DATASET RECORDS
# # # # #
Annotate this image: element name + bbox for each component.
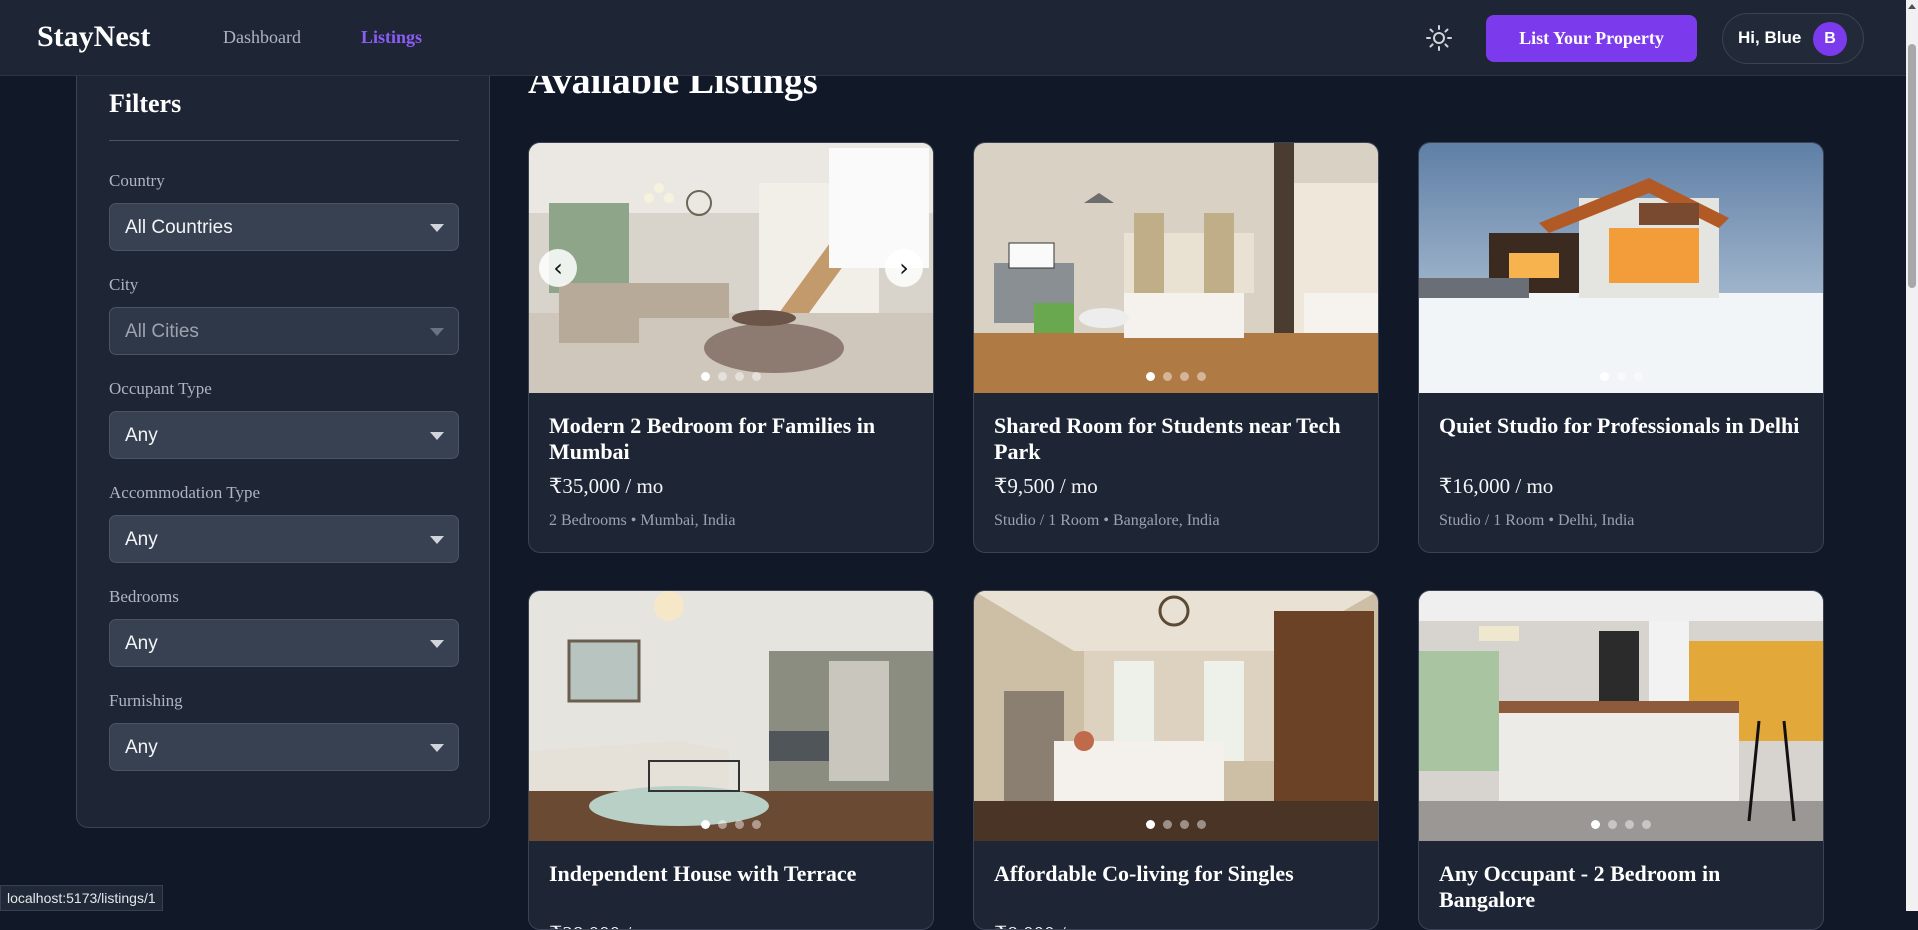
# # # # #
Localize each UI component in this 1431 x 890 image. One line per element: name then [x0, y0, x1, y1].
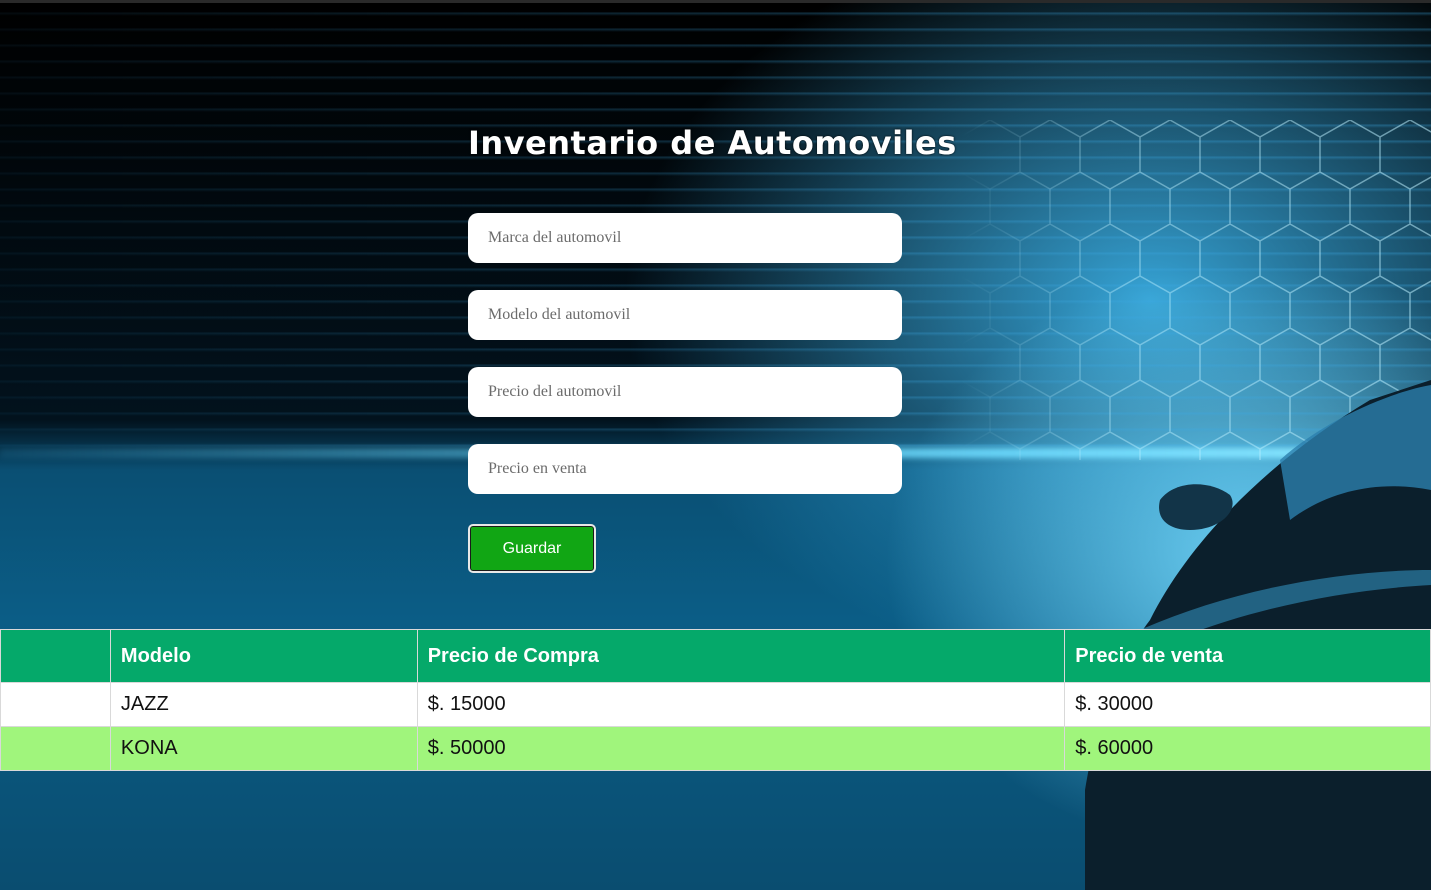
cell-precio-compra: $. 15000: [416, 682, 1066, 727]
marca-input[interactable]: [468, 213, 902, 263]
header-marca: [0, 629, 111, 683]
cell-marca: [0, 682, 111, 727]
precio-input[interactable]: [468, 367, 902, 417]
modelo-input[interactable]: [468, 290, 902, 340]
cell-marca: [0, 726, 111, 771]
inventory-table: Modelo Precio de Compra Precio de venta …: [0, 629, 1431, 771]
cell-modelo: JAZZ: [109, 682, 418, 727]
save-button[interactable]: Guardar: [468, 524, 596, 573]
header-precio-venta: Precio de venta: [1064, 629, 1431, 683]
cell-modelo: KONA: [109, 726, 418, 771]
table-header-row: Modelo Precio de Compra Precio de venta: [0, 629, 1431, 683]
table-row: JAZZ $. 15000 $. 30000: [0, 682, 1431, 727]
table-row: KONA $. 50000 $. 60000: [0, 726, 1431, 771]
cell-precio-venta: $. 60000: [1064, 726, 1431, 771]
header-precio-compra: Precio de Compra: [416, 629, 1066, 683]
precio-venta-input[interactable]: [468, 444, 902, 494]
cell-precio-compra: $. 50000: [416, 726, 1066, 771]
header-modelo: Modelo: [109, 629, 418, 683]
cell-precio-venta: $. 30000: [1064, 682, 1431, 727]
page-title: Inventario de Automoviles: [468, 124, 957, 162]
# # # # #
PROBLEM DESCRIPTION
Format the material that opens with the line containing "Localize each UI" and closes with the line containing "precio-input[interactable]: [468, 367, 902, 417]" as a two-column CSV with the headers instruction and answer, one row per instruction paired with its answer. Put each field in quotes, replace line breaks with spaces, and leave out the pictures.

ANSWER TO THIS TASK
instruction,answer
"Localize each UI component in this 1431 x 890 image. One line per element: name then [x0, y0, x1, y1].","cell-precio-compra: $. 15000: [416, 682, 1066, 727] marca-input[interactable]: [468, 213, 902, 263] header-marca: [0, 629, 111, 683] cell-marca: [0, 682, 111, 727] precio-input[interactable]: [468, 367, 902, 417]"